>> Begin Extracted material

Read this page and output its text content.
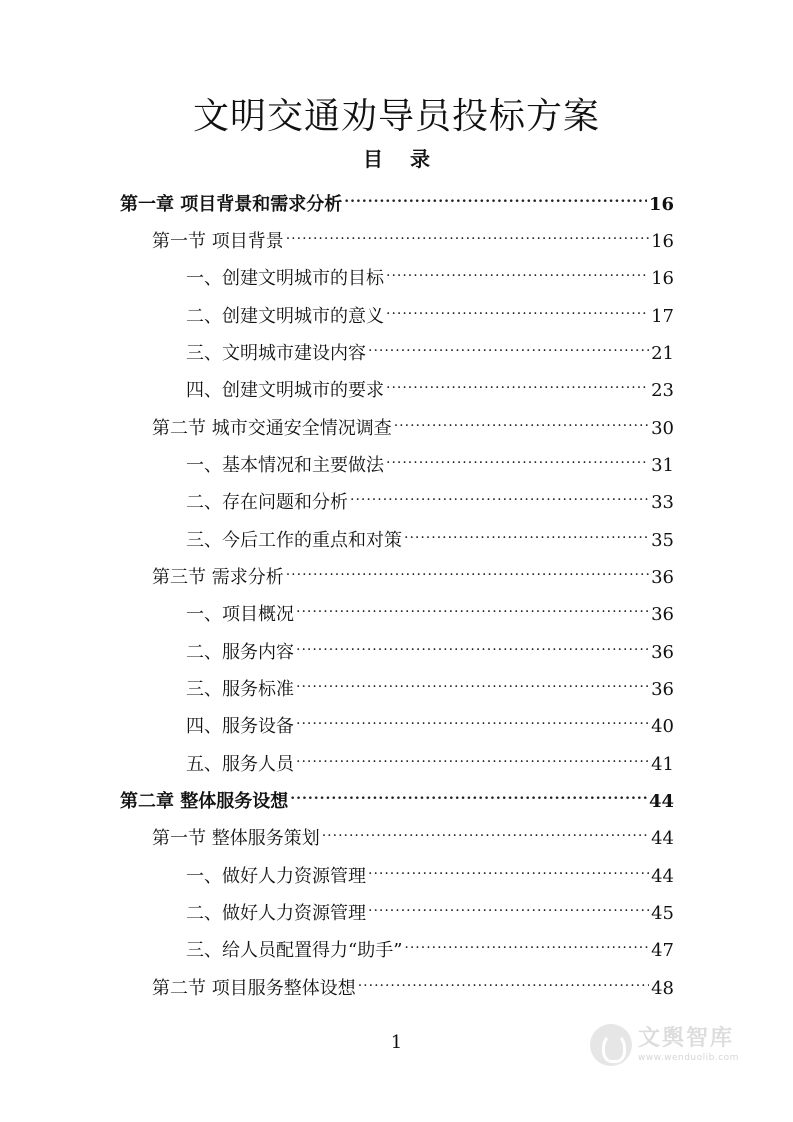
文明交通劝导员投标方案
目 录
第一章 项目背景和需求分析 .....	16
第一节 项目背景 .....	16
一、创建文明城市的目标 .....	16
二、创建文明城市的意义 .....	17
三、文明城市建设内容 .....	21
四、创建文明城市的要求 .....	23
第二节 城市交通安全情况调查 .....	30
一、基本情况和主要做法 .....	31
二、存在问题和分析 .....	33
三、今后工作的重点和对策 .....	35
第三节 需求分析 .....	36
一、项目概况 .....	36
二、服务内容 .....	36
三、服务标准 .....	36
四、服务设备 .....	40
五、服务人员 .....	41
第二章 整体服务设想 .....	44
第一节 整体服务策划 .....	44
一、做好人力资源管理 .....	44
二、做好人力资源管理 .....	45
三、给人员配置得力“助手” .....	47
第二节 项目服务整体设想 .....	48
1	文舆智库
www.wenduolib.com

>> End Extracted material

# Task to carry out
Repeat the material verbatim. Do not carry over any picture.

# Worked answer
Read this page and output its text content.
文明交通劝导员投标方案
目 录
第一章 项目背景和需求分析 .....	16
第一节 项目背景 .....	16
一、创建文明城市的目标 .....	16
二、创建文明城市的意义 .....	17
三、文明城市建设内容 .....	21
四、创建文明城市的要求 .....	23
第二节 城市交通安全情况调查 .....	30
一、基本情况和主要做法 .....	31
二、存在问题和分析 .....	33
三、今后工作的重点和对策 .....	35
第三节 需求分析 .....	36
一、项目概况 .....	36
二、服务内容 .....	36
三、服务标准 .....	36
四、服务设备 .....	40
五、服务人员 .....	41
第二章 整体服务设想 .....	44
第一节 整体服务策划 .....	44
一、做好人力资源管理 .....	44
二、做好人力资源管理 .....	45
三、给人员配置得力“助手” .....	47
第二节 项目服务整体设想 .....	48
1	文舆智库
www.wenduolib.com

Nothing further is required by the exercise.